Stated exercise —
Write out the whole listing again, exactly as given.

**** Raw data ****

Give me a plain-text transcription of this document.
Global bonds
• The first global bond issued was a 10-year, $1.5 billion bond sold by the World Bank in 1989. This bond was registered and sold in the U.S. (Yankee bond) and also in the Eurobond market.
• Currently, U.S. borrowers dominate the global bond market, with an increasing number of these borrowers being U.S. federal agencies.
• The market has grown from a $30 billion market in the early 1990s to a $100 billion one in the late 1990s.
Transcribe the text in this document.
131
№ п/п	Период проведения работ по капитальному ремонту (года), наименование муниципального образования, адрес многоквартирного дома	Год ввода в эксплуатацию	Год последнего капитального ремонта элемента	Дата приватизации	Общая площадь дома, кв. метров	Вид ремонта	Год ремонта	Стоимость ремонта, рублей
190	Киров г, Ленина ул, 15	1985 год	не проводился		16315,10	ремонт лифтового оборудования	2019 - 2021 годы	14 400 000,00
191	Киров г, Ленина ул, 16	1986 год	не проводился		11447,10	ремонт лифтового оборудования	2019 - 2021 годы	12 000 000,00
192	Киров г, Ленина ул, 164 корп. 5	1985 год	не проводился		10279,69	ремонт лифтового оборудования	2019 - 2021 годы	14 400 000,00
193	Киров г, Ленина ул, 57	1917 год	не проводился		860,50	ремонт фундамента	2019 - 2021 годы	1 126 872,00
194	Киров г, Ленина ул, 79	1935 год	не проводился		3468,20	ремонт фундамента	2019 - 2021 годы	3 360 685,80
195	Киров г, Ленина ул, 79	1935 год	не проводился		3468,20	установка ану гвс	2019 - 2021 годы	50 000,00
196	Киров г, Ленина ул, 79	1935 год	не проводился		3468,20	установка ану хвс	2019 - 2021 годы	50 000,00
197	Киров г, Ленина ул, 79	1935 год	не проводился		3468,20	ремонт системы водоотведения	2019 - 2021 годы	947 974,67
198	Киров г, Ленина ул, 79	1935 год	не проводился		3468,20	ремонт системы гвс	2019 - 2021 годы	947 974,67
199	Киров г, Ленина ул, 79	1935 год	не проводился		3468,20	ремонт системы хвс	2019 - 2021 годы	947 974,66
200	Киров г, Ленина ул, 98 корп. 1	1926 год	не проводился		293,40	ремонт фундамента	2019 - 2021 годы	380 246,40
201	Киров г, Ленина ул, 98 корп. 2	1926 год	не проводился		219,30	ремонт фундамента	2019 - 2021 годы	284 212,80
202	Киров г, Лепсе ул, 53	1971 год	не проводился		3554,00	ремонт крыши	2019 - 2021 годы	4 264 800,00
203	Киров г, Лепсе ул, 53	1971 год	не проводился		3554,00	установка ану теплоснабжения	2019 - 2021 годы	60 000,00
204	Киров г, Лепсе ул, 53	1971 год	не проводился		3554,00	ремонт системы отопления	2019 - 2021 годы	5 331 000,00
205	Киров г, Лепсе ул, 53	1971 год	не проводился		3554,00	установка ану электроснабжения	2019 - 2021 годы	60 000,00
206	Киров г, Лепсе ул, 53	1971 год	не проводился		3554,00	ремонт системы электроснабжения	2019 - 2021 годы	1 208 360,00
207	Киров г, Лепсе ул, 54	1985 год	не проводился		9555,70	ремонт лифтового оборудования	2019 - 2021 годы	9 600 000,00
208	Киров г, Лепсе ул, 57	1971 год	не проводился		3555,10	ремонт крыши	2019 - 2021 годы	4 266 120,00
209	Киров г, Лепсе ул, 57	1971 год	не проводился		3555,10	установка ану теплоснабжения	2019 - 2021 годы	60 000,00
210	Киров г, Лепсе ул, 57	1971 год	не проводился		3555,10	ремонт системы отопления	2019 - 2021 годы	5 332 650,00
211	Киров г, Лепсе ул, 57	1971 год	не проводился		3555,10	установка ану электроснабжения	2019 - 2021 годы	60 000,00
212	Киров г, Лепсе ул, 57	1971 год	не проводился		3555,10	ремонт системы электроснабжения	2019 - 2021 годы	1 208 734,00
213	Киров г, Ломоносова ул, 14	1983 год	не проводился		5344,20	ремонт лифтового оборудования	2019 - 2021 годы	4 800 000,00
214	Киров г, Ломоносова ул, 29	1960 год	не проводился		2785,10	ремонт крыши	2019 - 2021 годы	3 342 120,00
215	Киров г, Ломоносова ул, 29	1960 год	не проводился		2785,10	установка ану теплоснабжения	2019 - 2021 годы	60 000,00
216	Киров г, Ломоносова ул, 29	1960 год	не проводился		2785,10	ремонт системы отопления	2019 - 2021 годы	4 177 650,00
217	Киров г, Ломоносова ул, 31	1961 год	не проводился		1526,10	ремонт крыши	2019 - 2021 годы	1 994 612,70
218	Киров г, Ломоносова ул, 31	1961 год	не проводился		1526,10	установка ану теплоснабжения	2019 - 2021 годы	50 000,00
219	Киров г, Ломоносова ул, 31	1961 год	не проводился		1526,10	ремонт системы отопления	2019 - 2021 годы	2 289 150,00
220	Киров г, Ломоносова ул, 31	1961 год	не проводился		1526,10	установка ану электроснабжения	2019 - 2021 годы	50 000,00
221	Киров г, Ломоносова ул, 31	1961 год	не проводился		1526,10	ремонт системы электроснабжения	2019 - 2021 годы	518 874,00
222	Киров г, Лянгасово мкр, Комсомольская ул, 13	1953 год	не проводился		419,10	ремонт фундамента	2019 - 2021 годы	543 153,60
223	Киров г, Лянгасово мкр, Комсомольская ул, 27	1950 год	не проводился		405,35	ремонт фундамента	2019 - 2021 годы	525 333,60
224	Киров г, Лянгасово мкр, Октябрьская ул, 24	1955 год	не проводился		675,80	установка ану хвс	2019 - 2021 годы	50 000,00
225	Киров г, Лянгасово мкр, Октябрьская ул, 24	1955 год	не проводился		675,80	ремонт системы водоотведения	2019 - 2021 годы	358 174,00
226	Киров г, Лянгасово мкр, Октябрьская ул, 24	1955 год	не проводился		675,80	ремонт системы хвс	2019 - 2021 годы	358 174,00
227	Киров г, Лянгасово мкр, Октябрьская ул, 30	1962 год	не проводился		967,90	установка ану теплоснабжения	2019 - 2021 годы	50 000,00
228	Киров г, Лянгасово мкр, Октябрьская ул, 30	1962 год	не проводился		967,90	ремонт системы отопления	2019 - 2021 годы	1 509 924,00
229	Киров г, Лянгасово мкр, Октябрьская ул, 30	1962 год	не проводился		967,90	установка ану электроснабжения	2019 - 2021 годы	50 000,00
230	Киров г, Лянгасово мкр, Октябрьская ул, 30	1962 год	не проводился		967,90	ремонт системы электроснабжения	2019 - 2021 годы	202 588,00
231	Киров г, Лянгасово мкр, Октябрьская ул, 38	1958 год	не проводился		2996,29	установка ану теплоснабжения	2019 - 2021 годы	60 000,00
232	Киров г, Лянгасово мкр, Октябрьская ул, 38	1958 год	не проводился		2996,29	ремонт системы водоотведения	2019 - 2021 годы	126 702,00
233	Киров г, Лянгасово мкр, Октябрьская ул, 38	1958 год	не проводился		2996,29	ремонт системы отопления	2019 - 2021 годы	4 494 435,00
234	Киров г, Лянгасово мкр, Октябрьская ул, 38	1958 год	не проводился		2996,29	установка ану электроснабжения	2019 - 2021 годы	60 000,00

****

Response for this exercise —
Give me a plain-text transcription of this document.
Global bonds
• The first global bond issued was a 10-year, $1.5 billion bond sold by the World Bank in 1989. This bond was registered and sold in the U.S. (Yankee bond) and also in the Eurobond market.
• Currently, U.S. borrowers dominate the global bond market, with an increasing number of these borrowers being U.S. federal agencies.
• The market has grown from a $30 billion market in the early 1990s to a $100 billion one in the late 1990s.
Transcribe the text in this document.
131
№ п/п	Период проведения работ по капитальному ремонту (года), наименование муниципального образования, адрес многоквартирного дома	Год ввода в эксплуатацию	Год последнего капитального ремонта элемента	Дата приватизации	Общая площадь дома, кв. метров	Вид ремонта	Год ремонта	Стоимость ремонта, рублей
190	Киров г, Ленина ул, 15	1985 год	не проводился		16315,10	ремонт лифтового оборудования	2019 - 2021 годы	14 400 000,00
191	Киров г, Ленина ул, 16	1986 год	не проводился		11447,10	ремонт лифтового оборудования	2019 - 2021 годы	12 000 000,00
192	Киров г, Ленина ул, 164 корп. 5	1985 год	не проводился		10279,69	ремонт лифтового оборудования	2019 - 2021 годы	14 400 000,00
193	Киров г, Ленина ул, 57	1917 год	не проводился		860,50	ремонт фундамента	2019 - 2021 годы	1 126 872,00
194	Киров г, Ленина ул, 79	1935 год	не проводился		3468,20	ремонт фундамента	2019 - 2021 годы	3 360 685,80
195	Киров г, Ленина ул, 79	1935 год	не проводился		3468,20	установка ану гвс	2019 - 2021 годы	50 000,00
196	Киров г, Ленина ул, 79	1935 год	не проводился		3468,20	установка ану хвс	2019 - 2021 годы	50 000,00
197	Киров г, Ленина ул, 79	1935 год	не проводился		3468,20	ремонт системы водоотведения	2019 - 2021 годы	947 974,67
198	Киров г, Ленина ул, 79	1935 год	не проводился		3468,20	ремонт системы гвс	2019 - 2021 годы	947 974,67
199	Киров г, Ленина ул, 79	1935 год	не проводился		3468,20	ремонт системы хвс	2019 - 2021 годы	947 974,66
200	Киров г, Ленина ул, 98 корп. 1	1926 год	не проводился		293,40	ремонт фундамента	2019 - 2021 годы	380 246,40
201	Киров г, Ленина ул, 98 корп. 2	1926 год	не проводился		219,30	ремонт фундамента	2019 - 2021 годы	284 212,80
202	Киров г, Лепсе ул, 53	1971 год	не проводился		3554,00	ремонт крыши	2019 - 2021 годы	4 264 800,00
203	Киров г, Лепсе ул, 53	1971 год	не проводился		3554,00	установка ану теплоснабжения	2019 - 2021 годы	60 000,00
204	Киров г, Лепсе ул, 53	1971 год	не проводился		3554,00	ремонт системы отопления	2019 - 2021 годы	5 331 000,00
205	Киров г, Лепсе ул, 53	1971 год	не проводился		3554,00	установка ану электроснабжения	2019 - 2021 годы	60 000,00
206	Киров г, Лепсе ул, 53	1971 год	не проводился		3554,00	ремонт системы электроснабжения	2019 - 2021 годы	1 208 360,00
207	Киров г, Лепсе ул, 54	1985 год	не проводился		9555,70	ремонт лифтового оборудования	2019 - 2021 годы	9 600 000,00
208	Киров г, Лепсе ул, 57	1971 год	не проводился		3555,10	ремонт крыши	2019 - 2021 годы	4 266 120,00
209	Киров г, Лепсе ул, 57	1971 год	не проводился		3555,10	установка ану теплоснабжения	2019 - 2021 годы	60 000,00
210	Киров г, Лепсе ул, 57	1971 год	не проводился		3555,10	ремонт системы отопления	2019 - 2021 годы	5 332 650,00
211	Киров г, Лепсе ул, 57	1971 год	не проводился		3555,10	установка ану электроснабжения	2019 - 2021 годы	60 000,00
212	Киров г, Лепсе ул, 57	1971 год	не проводился		3555,10	ремонт системы электроснабжения	2019 - 2021 годы	1 208 734,00
213	Киров г, Ломоносова ул, 14	1983 год	не проводился		5344,20	ремонт лифтового оборудования	2019 - 2021 годы	4 800 000,00
214	Киров г, Ломоносова ул, 29	1960 год	не проводился		2785,10	ремонт крыши	2019 - 2021 годы	3 342 120,00
215	Киров г, Ломоносова ул, 29	1960 год	не проводился		2785,10	установка ану теплоснабжения	2019 - 2021 годы	60 000,00
216	Киров г, Ломоносова ул, 29	1960 год	не проводился		2785,10	ремонт системы отопления	2019 - 2021 годы	4 177 650,00
217	Киров г, Ломоносова ул, 31	1961 год	не проводился		1526,10	ремонт крыши	2019 - 2021 годы	1 994 612,70
218	Киров г, Ломоносова ул, 31	1961 год	не проводился		1526,10	установка ану теплоснабжения	2019 - 2021 годы	50 000,00
219	Киров г, Ломоносова ул, 31	1961 год	не проводился		1526,10	ремонт системы отопления	2019 - 2021 годы	2 289 150,00
220	Киров г, Ломоносова ул, 31	1961 год	не проводился		1526,10	установка ану электроснабжения	2019 - 2021 годы	50 000,00
221	Киров г, Ломоносова ул, 31	1961 год	не проводился		1526,10	ремонт системы электроснабжения	2019 - 2021 годы	518 874,00
222	Киров г, Лянгасово мкр, Комсомольская ул, 13	1953 год	не проводился		419,10	ремонт фундамента	2019 - 2021 годы	543 153,60
223	Киров г, Лянгасово мкр, Комсомольская ул, 27	1950 год	не проводился		405,35	ремонт фундамента	2019 - 2021 годы	525 333,60
224	Киров г, Лянгасово мкр, Октябрьская ул, 24	1955 год	не проводился		675,80	установка ану хвс	2019 - 2021 годы	50 000,00
225	Киров г, Лянгасово мкр, Октябрьская ул, 24	1955 год	не проводился		675,80	ремонт системы водоотведения	2019 - 2021 годы	358 174,00
226	Киров г, Лянгасово мкр, Октябрьская ул, 24	1955 год	не проводился		675,80	ремонт системы хвс	2019 - 2021 годы	358 174,00
227	Киров г, Лянгасово мкр, Октябрьская ул, 30	1962 год	не проводился		967,90	установка ану теплоснабжения	2019 - 2021 годы	50 000,00
228	Киров г, Лянгасово мкр, Октябрьская ул, 30	1962 год	не проводился		967,90	ремонт системы отопления	2019 - 2021 годы	1 509 924,00
229	Киров г, Лянгасово мкр, Октябрьская ул, 30	1962 год	не проводился		967,90	установка ану электроснабжения	2019 - 2021 годы	50 000,00
230	Киров г, Лянгасово мкр, Октябрьская ул, 30	1962 год	не проводился		967,90	ремонт системы электроснабжения	2019 - 2021 годы	202 588,00
231	Киров г, Лянгасово мкр, Октябрьская ул, 38	1958 год	не проводился		2996,29	установка ану теплоснабжения	2019 - 2021 годы	60 000,00
232	Киров г, Лянгасово мкр, Октябрьская ул, 38	1958 год	не проводился		2996,29	ремонт системы водоотведения	2019 - 2021 годы	126 702,00
233	Киров г, Лянгасово мкр, Октябрьская ул, 38	1958 год	не проводился		2996,29	ремонт системы отопления	2019 - 2021 годы	4 494 435,00
234	Киров г, Лянгасово мкр, Октябрьская ул, 38	1958 год	не проводился		2996,29	установка ану электроснабжения	2019 - 2021 годы	60 000,00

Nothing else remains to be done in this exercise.